## GIVEN PROBLEM 1
Return the stretch of the passage on Trump's tariff decision from "The very existence" through "to respond rationally." word for word.

## PASSAGE GIVEN
Think this is an exaggeration? Let's take a gander at Natalie Allison, Jeff Stein, Cat Zakrzewski and Michael Birnbaum's Washington Post story, "Inside President Trump's whirlwind decision to blow up global trade." It's pretty damning:
The president's decision to impose tariffs on trillions of dollars of goods reflects two key factors animating his second term in office: His resolve to follow his own instincts even if it means bucking long-standing checks on the U.S. presidency, and his choice of a senior team that enables his defiance of those checks….
Inside and outside the White House, advisers say Trump is unbowed even as the world reels from the biggest increase in trade hostilities in a century. They say Trump is unperturbed by negative headlines or criticism from foreign leaders. He is determined to listen to a single voice — his own — to secure what he views as his political legacy.
"He's at the peak of just not giving a f--- anymore," said a White House official with knowledge of Trump's thinking. "Bad news stories? Doesn't give a f---. He's going to do what he's going to do. He's going to do what he promised to do on the campaign trail."….
The president's team mounted remarkably little dissent to a sweeping overhaul of trade policy, according to interviews with more than a dozen people inside and outside the administration, some of whom spoke on the condition of anonymity to reflect private talks….
"In their recruiting process, they made sure it would only be people who were totally Trumpers, because in the first administration there was a lot of trouble with people quitting, writing bad books, things like that," said Wilbur Ross, who served as commerce secretary during Trump's first term. "The people now have been confirmed as true Trumpers."
Trump seems to believe that a more loyal White House team is ultimately a more effective one. But as the now-unrestrained president's ideas on trade wreak havoc on the global economy, even some of his allies have expressed deepening confusion and alarm. Two days after the momentous rollout, financial markets continue to reel.
The very existence of this story is due to some staffers covering their ass to reporters. But make no mistake, it is solid evidence of U.S. foreign economic policy being executed by presidential whim without any functional policymaking process.
Paul Krugman explains why the stupidity matters:
You might be tempted to dismiss complaints about the policy process as elitist snobbery. But credibility is a crucial part of policymaking. Businesses can't plan if they have no idea what to expect next. Foreign governments won't make policies that help America if they don't expect us to respond rationally.

## RECORDS SHOWN
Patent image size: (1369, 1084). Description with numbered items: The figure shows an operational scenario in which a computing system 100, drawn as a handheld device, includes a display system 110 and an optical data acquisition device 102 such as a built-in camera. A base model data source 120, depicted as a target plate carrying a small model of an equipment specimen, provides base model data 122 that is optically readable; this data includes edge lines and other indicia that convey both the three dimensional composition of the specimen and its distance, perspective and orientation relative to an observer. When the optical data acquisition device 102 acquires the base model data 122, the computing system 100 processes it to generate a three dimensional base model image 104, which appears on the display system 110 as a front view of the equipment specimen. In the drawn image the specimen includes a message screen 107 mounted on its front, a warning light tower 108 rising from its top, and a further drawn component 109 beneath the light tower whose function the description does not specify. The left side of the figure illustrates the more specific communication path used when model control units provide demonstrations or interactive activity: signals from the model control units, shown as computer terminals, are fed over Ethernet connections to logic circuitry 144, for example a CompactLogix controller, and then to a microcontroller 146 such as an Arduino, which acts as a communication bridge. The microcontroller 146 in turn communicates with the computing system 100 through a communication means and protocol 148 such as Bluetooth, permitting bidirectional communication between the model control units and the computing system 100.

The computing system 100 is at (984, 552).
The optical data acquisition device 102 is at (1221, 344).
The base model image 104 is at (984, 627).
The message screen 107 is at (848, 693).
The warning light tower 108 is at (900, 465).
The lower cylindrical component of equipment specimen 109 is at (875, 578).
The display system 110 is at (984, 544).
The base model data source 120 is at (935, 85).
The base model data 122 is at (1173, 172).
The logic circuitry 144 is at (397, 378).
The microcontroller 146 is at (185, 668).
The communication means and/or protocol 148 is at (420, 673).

==

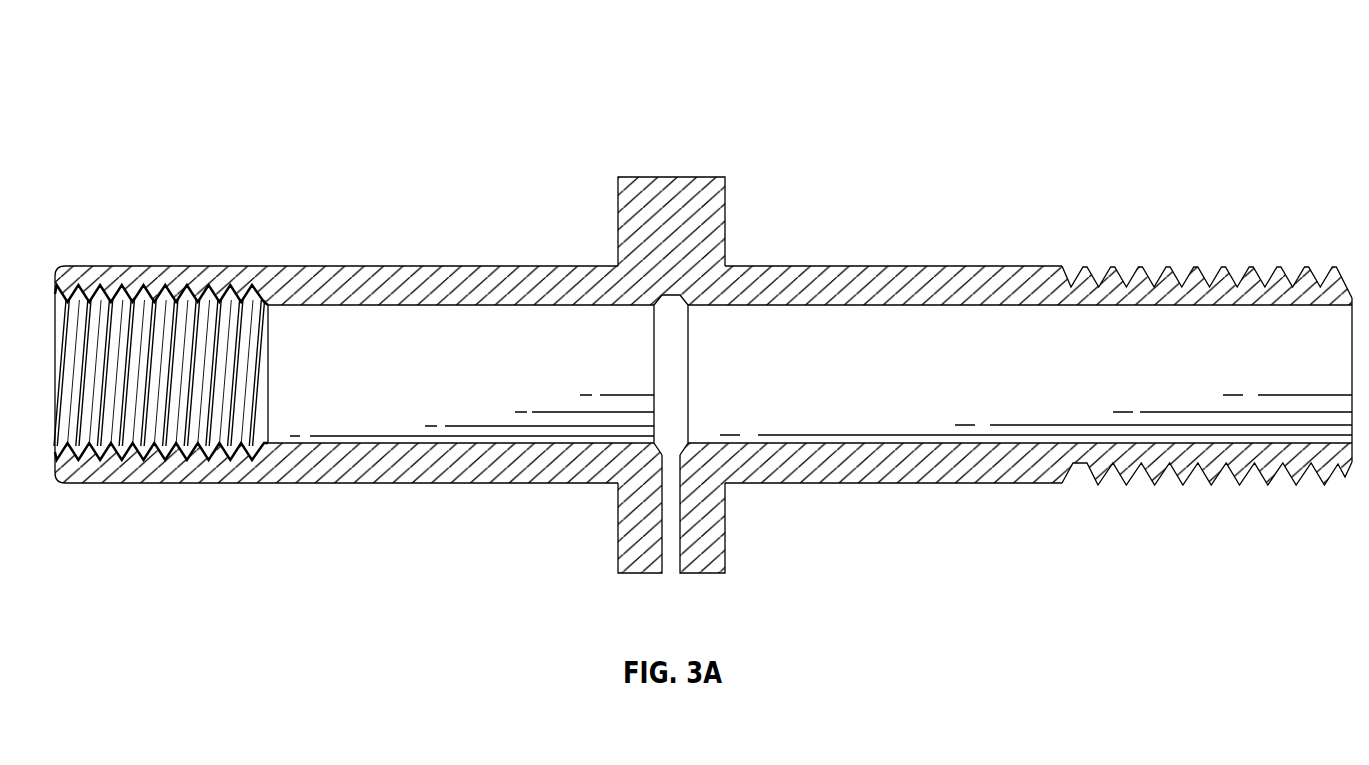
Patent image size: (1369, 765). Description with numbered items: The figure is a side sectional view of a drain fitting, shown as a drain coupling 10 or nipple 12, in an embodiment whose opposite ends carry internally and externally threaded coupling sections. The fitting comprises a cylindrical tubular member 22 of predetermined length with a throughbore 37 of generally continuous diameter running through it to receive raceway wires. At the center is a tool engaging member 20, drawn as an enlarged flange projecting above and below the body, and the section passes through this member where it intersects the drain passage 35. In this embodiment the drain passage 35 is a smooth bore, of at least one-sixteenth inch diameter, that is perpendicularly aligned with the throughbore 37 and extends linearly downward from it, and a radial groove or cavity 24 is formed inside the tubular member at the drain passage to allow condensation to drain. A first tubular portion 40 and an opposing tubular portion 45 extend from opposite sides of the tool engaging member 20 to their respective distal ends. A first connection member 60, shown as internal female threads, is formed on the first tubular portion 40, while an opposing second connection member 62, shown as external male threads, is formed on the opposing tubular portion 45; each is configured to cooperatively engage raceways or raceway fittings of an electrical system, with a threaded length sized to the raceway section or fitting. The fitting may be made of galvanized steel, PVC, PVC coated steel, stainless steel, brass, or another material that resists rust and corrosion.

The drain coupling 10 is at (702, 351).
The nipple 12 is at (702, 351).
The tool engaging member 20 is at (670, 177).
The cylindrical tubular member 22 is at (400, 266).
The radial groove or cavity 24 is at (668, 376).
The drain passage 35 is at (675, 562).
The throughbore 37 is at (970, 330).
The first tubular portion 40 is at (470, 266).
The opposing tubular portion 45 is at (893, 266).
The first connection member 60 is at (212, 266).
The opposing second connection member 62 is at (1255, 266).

* * *

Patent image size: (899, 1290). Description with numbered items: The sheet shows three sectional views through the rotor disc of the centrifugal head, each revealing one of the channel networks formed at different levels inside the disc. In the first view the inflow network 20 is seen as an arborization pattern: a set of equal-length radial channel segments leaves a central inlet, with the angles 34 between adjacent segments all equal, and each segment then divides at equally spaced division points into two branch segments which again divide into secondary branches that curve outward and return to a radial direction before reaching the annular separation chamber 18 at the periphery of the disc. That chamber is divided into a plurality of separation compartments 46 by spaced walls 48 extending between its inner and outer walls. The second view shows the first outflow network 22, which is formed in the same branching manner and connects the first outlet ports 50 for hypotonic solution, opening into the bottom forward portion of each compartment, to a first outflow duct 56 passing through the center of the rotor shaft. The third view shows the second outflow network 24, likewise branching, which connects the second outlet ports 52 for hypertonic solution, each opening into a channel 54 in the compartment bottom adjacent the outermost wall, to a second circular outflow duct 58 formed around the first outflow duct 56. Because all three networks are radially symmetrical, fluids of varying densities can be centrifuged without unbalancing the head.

## GIVEN PROBLEM 2
Recast the stretch of the records from the line that contains "Patent image size: (1369, 1084)." through the line that contains "The warning light tower 108 is at (900, 465)." as a numbered list, omitting blank lines.

## WORKED ANSWER 1
The very existence of this story is due to some staffers covering their ass to reporters. But make no mistake, it is solid evidence of U.S. foreign economic policy being executed by presidential whim without any functional policymaking process.
Paul Krugman explains why the stupidity matters:
You might be tempted to dismiss complaints about the policy process as elitist snobbery. But credibility is a crucial part of policymaking. Businesses can't plan if they have no idea what to expect next. Foreign governments won't make policies that help America if they don't expect us to respond rationally.

## WORKED ANSWER 2
1. Patent image size: (1369, 1084). Description with numbered items: The figure shows an operational scenario in which a computing system 100, drawn as a handheld device, includes a display system 110 and an optical data acquisition device 102 such as a built-in camera. A base model data source 120, depicted as a target plate carrying a small model of an equipment specimen, provides base model data 122 that is optically readable; this data includes edge lines and other indicia that convey both the three dimensional composition of the specimen and its distance, perspective and orientation relative to an observer. When the optical data acquisition device 102 acquires the base model data 122, the computing system 100 processes it to generate a three dimensional base model image 104, which appears on the display system 110 as a front view of the equipment specimen. In the drawn image the specimen includes a message screen 107 mounted on its front, a warning light tower 108 rising from its top, and a further drawn component 109 beneath the light tower whose function the description does not specify. The left side of the figure illustrates the more specific communication path used when model control units provide demonstrations or interactive activity: signals from the model control units, shown as computer terminals, are fed over Ethernet connections to logic circuitry 144, for example a CompactLogix controller, and then to a microcontroller 146 such as an Arduino, which acts as a communication bridge. The microcontroller 146 in turn communicates with the computing system 100 through a communication means and protocol 148 such as Bluetooth, permitting bidirectional communication between the model control units and the computing system 100.
2. The computing system 100 is at (984, 552).
3. The optical data acquisition device 102 is at (1221, 344).
4. The base model image 104 is at (984, 627).
5. The message screen 107 is at (848, 693).
6. The warning light tower 108 is at (900, 465).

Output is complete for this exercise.